— start —

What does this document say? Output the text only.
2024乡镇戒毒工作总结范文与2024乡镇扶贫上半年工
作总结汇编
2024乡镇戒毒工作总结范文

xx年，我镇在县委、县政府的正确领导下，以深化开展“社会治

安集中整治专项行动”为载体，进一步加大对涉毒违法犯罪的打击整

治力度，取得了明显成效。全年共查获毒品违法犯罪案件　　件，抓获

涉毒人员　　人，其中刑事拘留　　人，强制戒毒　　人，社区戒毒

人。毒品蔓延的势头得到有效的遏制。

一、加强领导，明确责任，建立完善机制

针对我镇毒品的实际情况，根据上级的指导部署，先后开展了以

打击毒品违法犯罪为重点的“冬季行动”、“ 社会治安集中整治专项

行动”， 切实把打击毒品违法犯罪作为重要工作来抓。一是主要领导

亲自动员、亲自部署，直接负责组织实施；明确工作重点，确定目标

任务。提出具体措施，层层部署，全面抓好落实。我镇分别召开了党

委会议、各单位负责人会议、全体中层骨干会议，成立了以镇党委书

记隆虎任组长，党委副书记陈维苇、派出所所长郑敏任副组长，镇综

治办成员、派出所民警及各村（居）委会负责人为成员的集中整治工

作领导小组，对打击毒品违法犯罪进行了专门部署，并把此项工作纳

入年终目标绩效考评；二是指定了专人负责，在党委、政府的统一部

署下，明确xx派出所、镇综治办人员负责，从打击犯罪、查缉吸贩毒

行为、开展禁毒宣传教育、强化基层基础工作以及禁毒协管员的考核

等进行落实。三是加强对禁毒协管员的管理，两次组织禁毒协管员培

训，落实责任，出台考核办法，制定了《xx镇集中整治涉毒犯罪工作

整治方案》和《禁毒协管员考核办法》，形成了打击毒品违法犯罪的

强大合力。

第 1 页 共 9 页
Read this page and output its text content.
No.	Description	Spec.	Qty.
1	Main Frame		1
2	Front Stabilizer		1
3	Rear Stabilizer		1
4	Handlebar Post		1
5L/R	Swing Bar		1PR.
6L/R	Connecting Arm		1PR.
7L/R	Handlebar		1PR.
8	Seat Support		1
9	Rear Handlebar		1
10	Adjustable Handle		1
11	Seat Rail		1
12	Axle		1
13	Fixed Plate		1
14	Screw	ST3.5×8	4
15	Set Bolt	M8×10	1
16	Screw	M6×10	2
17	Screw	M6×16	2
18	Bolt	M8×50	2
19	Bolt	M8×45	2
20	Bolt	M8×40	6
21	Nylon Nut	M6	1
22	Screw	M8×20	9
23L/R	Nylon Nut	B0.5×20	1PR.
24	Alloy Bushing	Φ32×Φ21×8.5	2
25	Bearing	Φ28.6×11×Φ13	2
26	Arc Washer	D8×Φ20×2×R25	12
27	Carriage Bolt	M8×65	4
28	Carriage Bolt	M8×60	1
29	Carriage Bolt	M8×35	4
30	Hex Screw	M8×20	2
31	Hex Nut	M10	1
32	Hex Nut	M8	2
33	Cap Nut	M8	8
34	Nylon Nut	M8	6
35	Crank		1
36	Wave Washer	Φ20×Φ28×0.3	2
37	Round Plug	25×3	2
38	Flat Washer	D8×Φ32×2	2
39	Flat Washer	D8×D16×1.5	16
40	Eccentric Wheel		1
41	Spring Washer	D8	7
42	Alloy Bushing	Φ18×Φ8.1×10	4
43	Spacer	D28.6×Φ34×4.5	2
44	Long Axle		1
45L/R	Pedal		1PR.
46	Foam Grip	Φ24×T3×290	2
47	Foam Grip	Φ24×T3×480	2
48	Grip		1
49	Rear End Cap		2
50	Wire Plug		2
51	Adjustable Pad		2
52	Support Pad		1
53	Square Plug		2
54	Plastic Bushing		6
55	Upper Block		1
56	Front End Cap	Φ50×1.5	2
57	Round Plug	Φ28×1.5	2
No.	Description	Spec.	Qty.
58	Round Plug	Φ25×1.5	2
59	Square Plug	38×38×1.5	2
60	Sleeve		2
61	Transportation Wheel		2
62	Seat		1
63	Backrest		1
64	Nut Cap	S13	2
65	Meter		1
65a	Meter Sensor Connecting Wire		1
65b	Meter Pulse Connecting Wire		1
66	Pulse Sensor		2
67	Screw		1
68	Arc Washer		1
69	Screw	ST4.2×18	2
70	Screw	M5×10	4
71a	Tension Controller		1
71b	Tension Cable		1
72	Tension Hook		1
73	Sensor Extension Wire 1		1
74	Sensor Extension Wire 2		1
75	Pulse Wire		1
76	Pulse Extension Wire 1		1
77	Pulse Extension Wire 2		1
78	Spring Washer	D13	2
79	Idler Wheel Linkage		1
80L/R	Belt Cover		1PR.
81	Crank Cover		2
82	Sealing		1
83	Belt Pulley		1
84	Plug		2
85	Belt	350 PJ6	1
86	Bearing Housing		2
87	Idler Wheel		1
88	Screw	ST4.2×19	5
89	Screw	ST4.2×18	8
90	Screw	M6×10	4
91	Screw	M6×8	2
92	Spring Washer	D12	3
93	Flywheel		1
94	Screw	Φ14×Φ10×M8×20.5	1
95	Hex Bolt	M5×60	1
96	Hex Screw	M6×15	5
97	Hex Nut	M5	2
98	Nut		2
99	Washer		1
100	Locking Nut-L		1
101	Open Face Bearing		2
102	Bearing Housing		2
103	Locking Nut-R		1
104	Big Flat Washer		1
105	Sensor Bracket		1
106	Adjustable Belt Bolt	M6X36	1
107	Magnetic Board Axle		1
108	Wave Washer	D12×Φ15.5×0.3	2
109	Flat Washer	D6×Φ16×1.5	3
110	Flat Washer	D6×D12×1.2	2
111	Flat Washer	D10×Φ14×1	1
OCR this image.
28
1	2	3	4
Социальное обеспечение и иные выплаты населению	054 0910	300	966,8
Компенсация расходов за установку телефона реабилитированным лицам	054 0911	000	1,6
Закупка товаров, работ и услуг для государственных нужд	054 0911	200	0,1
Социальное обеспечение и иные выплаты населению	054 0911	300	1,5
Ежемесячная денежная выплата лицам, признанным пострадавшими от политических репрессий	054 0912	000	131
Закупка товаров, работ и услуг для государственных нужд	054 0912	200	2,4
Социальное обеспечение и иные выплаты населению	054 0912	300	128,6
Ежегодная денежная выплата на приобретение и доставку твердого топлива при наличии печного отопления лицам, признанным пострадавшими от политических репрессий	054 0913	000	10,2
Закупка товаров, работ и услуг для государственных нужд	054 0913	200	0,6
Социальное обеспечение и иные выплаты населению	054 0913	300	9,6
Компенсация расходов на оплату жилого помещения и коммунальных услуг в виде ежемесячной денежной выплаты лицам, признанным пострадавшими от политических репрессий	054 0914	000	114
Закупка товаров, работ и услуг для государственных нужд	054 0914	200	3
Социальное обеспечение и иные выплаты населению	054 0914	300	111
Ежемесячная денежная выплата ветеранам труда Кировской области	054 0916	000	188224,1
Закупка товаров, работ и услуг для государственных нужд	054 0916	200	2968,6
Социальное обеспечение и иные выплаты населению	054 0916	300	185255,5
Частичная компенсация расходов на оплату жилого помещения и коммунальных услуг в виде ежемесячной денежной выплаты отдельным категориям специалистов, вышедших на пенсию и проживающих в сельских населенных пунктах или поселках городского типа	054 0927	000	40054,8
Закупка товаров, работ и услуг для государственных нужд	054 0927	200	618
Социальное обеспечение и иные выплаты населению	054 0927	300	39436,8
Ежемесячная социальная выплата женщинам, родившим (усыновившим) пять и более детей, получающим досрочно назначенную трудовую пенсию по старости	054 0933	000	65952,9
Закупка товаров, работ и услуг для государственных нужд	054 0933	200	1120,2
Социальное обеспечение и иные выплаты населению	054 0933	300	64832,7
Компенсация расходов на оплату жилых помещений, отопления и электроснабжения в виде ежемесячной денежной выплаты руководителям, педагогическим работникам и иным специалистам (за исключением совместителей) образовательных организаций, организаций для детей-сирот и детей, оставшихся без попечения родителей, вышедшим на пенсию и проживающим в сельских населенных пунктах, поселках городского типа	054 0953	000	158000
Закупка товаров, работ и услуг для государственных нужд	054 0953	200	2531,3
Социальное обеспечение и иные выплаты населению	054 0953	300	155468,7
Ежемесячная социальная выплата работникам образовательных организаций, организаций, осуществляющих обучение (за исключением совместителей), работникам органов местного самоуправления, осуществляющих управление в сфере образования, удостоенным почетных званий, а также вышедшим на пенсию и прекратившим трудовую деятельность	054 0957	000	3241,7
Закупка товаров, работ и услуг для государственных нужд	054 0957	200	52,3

— end —

§ Task brief
Each line that holds the word "Extension" is to be copied.

§ Correct response
73	Sensor Extension Wire 1		1
74	Sensor Extension Wire 2		1
76	Pulse Extension Wire 1		1
77	Pulse Extension Wire 2		1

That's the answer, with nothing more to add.